Given task
Copy the data word for word, keeping every line.

Entries

-=-=-

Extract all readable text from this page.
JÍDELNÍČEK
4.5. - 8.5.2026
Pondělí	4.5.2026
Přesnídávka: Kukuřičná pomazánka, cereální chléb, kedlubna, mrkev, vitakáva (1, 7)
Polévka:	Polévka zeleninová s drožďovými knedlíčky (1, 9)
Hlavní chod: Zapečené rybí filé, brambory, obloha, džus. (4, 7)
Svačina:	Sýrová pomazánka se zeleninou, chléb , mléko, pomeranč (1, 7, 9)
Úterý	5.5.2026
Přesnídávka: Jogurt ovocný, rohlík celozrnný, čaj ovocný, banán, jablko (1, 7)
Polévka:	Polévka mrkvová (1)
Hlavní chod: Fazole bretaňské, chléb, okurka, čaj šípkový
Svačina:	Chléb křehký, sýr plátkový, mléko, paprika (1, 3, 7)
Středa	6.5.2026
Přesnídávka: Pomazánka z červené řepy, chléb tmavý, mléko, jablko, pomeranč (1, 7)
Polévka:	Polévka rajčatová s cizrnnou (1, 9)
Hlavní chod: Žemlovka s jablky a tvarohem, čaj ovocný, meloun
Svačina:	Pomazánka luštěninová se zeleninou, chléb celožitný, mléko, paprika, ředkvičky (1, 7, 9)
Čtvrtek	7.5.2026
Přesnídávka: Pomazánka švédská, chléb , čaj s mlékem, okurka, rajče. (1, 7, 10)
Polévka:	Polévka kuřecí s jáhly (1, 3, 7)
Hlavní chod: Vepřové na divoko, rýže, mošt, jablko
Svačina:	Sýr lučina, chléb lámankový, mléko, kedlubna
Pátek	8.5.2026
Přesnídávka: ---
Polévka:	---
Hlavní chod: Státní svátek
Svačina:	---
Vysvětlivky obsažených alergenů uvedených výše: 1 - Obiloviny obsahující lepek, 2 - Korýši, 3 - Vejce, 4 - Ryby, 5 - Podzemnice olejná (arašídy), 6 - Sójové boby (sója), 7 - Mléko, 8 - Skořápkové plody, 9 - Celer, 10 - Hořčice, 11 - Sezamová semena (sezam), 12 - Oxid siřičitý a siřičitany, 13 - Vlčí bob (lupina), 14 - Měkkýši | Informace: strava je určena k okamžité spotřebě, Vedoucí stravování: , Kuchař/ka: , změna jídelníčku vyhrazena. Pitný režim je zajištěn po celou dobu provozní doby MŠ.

-=-=-

Result of the task
Extract all readable text from this page.
JÍDELNÍČEK
4.5. - 8.5.2026
Pondělí	4.5.2026
Přesnídávka: Kukuřičná pomazánka, cereální chléb, kedlubna, mrkev, vitakáva (1, 7)
Polévka:	Polévka zeleninová s drožďovými knedlíčky (1, 9)
Hlavní chod: Zapečené rybí filé, brambory, obloha, džus. (4, 7)
Svačina:	Sýrová pomazánka se zeleninou, chléb , mléko, pomeranč (1, 7, 9)
Úterý	5.5.2026
Přesnídávka: Jogurt ovocný, rohlík celozrnný, čaj ovocný, banán, jablko (1, 7)
Polévka:	Polévka mrkvová (1)
Hlavní chod: Fazole bretaňské, chléb, okurka, čaj šípkový
Svačina:	Chléb křehký, sýr plátkový, mléko, paprika (1, 3, 7)
Středa	6.5.2026
Přesnídávka: Pomazánka z červené řepy, chléb tmavý, mléko, jablko, pomeranč (1, 7)
Polévka:	Polévka rajčatová s cizrnnou (1, 9)
Hlavní chod: Žemlovka s jablky a tvarohem, čaj ovocný, meloun
Svačina:	Pomazánka luštěninová se zeleninou, chléb celožitný, mléko, paprika, ředkvičky (1, 7, 9)
Čtvrtek	7.5.2026
Přesnídávka: Pomazánka švédská, chléb , čaj s mlékem, okurka, rajče. (1, 7, 10)
Polévka:	Polévka kuřecí s jáhly (1, 3, 7)
Hlavní chod: Vepřové na divoko, rýže, mošt, jablko
Svačina:	Sýr lučina, chléb lámankový, mléko, kedlubna
Pátek	8.5.2026
Přesnídávka: ---
Polévka:	---
Hlavní chod: Státní svátek
Svačina:	---
Vysvětlivky obsažených alergenů uvedených výše: 1 - Obiloviny obsahující lepek, 2 - Korýši, 3 - Vejce, 4 - Ryby, 5 - Podzemnice olejná (arašídy), 6 - Sójové boby (sója), 7 - Mléko, 8 - Skořápkové plody, 9 - Celer, 10 - Hořčice, 11 - Sezamová semena (sezam), 12 - Oxid siřičitý a siřičitany, 13 - Vlčí bob (lupina), 14 - Měkkýši | Informace: strava je určena k okamžité spotřebě, Vedoucí stravování: , Kuchař/ka: , změna jídelníčku vyhrazena. Pitný režim je zajištěn po celou dobu provozní doby MŠ.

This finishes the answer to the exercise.